### Requirements
Filter the entries that follow, copying every line in which the word "популарних" appears.
___ Working data ___
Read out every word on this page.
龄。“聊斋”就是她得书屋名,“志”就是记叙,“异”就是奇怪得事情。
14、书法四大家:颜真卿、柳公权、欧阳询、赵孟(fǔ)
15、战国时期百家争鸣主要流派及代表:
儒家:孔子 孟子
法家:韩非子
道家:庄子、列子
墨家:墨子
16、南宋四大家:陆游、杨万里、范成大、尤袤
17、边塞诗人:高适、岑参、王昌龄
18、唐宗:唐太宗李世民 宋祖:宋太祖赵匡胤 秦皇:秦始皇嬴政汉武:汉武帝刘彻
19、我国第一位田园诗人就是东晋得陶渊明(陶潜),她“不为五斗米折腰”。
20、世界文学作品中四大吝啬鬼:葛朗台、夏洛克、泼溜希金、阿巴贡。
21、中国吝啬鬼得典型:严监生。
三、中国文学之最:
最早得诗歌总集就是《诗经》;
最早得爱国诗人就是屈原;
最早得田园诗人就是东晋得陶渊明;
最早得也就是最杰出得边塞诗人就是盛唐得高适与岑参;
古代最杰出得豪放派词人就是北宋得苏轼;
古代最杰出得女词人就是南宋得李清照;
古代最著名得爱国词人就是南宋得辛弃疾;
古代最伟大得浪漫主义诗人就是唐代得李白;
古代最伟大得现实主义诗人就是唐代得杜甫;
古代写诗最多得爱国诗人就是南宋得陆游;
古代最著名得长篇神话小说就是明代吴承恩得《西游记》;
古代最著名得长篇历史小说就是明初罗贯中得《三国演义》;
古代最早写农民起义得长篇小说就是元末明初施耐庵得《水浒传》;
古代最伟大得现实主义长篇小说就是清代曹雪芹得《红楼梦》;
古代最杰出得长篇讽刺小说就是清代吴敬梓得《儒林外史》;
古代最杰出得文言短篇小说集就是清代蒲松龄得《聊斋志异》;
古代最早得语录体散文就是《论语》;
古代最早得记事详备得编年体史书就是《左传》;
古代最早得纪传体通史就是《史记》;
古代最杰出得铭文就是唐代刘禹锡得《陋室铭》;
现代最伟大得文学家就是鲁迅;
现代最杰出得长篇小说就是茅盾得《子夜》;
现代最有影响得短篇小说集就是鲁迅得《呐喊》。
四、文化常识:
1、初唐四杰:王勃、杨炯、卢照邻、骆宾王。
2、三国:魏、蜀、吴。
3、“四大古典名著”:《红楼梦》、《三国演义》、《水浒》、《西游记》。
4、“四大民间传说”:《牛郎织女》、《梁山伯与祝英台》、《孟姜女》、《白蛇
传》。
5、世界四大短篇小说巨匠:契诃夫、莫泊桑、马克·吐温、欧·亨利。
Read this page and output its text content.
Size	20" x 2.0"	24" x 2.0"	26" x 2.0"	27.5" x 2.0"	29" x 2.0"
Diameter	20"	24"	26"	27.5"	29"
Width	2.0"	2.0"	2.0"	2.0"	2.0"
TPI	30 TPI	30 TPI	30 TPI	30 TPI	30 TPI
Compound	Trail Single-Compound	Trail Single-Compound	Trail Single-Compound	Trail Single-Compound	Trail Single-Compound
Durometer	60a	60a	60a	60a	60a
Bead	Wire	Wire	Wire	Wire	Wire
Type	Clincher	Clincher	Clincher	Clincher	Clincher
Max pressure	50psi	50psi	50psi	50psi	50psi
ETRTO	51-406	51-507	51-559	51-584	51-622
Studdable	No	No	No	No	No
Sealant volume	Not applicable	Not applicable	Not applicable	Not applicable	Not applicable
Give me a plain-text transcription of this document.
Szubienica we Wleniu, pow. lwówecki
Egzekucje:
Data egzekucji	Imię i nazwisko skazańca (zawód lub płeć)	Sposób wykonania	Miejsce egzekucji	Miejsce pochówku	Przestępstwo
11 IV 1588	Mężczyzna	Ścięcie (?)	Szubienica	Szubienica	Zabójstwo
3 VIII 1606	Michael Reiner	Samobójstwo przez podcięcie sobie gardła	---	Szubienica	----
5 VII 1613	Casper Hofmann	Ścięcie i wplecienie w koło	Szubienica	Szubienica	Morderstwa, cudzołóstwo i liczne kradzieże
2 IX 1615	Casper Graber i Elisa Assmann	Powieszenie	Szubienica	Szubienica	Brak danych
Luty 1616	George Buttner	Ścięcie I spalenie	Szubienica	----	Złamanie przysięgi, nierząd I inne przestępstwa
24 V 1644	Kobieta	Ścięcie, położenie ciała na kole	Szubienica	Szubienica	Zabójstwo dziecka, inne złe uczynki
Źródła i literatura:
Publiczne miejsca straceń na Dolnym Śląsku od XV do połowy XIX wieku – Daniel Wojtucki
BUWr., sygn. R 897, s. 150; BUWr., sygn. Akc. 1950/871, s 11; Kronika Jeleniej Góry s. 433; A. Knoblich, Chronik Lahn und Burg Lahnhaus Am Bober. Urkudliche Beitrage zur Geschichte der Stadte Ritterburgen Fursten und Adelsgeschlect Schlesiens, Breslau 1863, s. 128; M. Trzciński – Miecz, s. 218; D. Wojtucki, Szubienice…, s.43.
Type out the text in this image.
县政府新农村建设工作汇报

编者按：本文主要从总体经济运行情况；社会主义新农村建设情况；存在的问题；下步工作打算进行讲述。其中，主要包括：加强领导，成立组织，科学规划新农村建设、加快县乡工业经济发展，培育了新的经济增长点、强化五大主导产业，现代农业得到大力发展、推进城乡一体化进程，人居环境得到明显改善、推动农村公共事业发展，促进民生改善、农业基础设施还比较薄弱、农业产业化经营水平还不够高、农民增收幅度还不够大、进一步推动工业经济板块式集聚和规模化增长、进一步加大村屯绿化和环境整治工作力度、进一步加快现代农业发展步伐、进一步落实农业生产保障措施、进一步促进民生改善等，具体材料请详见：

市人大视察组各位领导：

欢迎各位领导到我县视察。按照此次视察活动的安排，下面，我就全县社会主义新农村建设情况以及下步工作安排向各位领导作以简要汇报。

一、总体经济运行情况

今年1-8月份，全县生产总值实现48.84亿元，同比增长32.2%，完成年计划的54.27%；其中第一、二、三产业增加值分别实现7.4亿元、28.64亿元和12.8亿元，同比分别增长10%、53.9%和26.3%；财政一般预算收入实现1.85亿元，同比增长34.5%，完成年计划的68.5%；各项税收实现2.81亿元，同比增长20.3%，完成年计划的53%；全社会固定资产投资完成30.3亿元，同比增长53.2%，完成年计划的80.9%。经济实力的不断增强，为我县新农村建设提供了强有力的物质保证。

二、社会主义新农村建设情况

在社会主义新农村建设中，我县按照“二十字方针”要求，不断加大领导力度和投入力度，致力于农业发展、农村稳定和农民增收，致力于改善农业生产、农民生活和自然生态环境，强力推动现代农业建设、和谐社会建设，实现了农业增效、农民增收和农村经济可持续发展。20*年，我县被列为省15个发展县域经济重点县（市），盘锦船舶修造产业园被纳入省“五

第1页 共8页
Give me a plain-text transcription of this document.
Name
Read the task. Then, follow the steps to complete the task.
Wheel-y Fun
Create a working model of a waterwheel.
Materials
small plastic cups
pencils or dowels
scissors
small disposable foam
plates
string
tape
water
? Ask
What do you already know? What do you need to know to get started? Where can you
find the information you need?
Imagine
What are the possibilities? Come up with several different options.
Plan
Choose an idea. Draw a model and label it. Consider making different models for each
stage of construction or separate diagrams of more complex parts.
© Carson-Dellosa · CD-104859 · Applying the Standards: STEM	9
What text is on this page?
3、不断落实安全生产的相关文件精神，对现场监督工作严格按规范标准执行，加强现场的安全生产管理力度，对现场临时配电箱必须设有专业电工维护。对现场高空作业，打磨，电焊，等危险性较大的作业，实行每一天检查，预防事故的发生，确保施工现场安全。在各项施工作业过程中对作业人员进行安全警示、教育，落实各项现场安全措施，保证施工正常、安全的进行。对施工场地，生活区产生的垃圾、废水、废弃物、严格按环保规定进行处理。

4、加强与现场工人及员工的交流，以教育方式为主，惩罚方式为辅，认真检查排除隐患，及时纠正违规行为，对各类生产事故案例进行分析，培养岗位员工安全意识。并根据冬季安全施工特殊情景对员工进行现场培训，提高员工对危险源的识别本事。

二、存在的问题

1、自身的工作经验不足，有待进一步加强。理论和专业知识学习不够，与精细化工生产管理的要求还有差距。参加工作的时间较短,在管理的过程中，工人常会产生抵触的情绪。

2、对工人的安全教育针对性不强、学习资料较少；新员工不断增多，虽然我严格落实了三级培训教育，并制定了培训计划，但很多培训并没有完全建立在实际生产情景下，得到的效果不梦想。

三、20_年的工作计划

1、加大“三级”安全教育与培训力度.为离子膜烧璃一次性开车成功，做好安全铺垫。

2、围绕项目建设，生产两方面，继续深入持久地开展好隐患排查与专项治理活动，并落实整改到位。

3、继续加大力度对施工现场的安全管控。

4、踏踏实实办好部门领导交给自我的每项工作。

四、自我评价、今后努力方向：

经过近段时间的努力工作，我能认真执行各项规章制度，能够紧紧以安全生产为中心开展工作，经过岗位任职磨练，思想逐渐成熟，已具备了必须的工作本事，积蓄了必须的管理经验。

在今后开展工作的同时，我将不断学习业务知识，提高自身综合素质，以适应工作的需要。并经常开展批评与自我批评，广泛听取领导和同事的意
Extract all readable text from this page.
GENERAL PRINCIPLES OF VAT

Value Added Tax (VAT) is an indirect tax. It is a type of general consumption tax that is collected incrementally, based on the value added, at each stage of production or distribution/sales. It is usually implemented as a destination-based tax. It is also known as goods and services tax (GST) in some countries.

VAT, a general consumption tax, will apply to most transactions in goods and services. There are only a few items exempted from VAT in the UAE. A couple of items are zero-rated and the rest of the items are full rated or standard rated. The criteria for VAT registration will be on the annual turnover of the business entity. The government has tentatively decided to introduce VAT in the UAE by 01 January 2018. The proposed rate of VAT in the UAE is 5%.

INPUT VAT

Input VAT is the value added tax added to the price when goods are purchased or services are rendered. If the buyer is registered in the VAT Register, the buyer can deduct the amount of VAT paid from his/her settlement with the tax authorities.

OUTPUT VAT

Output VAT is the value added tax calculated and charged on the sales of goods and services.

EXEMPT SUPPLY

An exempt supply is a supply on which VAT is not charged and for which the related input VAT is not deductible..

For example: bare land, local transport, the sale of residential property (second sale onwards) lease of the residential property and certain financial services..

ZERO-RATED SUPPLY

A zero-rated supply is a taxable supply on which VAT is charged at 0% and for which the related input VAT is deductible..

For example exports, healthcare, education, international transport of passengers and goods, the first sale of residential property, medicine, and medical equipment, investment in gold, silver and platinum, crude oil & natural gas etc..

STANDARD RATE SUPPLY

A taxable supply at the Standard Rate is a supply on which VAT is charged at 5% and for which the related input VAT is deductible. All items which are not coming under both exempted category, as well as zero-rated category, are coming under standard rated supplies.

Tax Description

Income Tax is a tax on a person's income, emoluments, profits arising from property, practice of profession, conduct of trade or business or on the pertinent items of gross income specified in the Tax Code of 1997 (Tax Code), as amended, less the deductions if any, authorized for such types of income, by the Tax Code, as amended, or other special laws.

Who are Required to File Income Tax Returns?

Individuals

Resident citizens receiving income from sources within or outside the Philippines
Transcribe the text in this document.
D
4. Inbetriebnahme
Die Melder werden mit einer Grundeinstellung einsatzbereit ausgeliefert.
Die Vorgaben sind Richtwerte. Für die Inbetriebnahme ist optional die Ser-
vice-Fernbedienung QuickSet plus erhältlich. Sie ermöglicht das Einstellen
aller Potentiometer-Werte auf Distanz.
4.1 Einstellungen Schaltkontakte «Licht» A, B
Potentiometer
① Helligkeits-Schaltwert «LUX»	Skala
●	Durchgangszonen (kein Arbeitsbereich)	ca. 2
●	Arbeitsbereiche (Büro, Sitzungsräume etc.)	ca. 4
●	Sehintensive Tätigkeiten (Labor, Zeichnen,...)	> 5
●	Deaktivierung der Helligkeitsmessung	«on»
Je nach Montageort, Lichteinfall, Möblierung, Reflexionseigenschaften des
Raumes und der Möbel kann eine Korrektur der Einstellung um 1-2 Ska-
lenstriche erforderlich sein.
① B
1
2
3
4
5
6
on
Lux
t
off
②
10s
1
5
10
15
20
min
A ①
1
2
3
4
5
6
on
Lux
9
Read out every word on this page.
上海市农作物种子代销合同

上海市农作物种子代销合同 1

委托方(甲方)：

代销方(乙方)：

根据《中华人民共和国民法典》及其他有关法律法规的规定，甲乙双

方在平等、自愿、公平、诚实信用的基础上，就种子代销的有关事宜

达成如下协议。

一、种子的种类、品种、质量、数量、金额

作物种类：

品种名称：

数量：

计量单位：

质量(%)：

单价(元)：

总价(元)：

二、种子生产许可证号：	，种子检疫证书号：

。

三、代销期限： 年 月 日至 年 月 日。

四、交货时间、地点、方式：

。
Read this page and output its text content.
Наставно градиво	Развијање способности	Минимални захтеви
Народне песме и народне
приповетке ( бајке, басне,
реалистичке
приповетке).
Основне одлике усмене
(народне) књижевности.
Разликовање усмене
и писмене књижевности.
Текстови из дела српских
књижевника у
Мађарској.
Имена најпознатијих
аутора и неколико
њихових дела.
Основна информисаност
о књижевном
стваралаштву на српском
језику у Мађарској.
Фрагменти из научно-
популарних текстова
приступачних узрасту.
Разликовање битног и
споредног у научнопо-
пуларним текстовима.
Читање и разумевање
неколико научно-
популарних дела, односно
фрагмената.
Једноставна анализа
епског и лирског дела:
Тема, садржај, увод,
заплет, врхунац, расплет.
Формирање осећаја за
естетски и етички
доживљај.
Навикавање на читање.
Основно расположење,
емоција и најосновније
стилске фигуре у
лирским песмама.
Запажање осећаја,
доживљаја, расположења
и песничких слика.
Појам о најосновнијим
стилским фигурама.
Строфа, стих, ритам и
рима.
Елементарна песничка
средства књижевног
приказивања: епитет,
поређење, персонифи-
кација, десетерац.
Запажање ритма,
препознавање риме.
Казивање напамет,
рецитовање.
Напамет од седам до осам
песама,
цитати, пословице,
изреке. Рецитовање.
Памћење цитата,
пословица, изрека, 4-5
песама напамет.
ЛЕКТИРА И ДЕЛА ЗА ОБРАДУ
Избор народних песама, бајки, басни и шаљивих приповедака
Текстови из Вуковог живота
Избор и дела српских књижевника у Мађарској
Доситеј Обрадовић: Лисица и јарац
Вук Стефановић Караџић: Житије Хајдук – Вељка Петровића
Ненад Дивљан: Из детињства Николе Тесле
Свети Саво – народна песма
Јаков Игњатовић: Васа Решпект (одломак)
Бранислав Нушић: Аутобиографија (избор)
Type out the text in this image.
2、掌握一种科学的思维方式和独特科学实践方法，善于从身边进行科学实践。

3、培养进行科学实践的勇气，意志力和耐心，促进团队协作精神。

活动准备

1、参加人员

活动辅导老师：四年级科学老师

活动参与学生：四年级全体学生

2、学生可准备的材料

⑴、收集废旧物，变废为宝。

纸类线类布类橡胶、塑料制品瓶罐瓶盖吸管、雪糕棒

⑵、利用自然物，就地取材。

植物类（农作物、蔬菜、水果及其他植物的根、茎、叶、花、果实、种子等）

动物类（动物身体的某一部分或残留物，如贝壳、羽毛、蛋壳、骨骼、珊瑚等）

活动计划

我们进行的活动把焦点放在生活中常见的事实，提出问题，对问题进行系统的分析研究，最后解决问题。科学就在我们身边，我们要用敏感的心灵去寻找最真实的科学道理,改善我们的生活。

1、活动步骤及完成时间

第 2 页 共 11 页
___
### Solution to this problem
популарних текстова
популарних дела, односно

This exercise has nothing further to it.